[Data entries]
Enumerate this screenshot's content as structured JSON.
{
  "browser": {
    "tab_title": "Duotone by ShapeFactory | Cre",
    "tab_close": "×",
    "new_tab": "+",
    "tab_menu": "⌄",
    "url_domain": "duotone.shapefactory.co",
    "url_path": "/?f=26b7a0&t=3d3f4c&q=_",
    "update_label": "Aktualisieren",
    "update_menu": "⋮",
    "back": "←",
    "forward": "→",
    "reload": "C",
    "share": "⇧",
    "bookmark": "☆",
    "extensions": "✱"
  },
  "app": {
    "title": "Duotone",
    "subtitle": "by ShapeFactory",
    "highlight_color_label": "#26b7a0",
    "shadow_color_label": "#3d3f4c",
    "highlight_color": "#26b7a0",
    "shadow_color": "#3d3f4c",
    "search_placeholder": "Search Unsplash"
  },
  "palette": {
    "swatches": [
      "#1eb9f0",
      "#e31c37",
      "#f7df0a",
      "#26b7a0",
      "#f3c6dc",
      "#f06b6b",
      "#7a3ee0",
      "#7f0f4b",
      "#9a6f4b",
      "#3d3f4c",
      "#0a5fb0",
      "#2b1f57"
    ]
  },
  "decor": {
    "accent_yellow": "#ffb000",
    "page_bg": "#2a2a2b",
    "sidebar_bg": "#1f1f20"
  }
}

THE PROBLEM: Return every record, word for word.

RESPONSE FOR THIS EXERCISE:
Enumerate this screenshot's content as structured JSON.
{
  "browser": {
    "tab_title": "Duotone by ShapeFactory | Cre",
    "tab_close": "×",
    "new_tab": "+",
    "tab_menu": "⌄",
    "url_domain": "duotone.shapefactory.co",
    "url_path": "/?f=26b7a0&t=3d3f4c&q=_",
    "update_label": "Aktualisieren",
    "update_menu": "⋮",
    "back": "←",
    "forward": "→",
    "reload": "C",
    "share": "⇧",
    "bookmark": "☆",
    "extensions": "✱"
  },
  "app": {
    "title": "Duotone",
    "subtitle": "by ShapeFactory",
    "highlight_color_label": "#26b7a0",
    "shadow_color_label": "#3d3f4c",
    "highlight_color": "#26b7a0",
    "shadow_color": "#3d3f4c",
    "search_placeholder": "Search Unsplash"
  },
  "palette": {
    "swatches": [
      "#1eb9f0",
      "#e31c37",
      "#f7df0a",
      "#26b7a0",
      "#f3c6dc",
      "#f06b6b",
      "#7a3ee0",
      "#7f0f4b",
      "#9a6f4b",
      "#3d3f4c",
      "#0a5fb0",
      "#2b1f57"
    ]
  },
  "decor": {
    "accent_yellow": "#ffb000",
    "page_bg": "#2a2a2b",
    "sidebar_bg": "#1f1f20"
  }
}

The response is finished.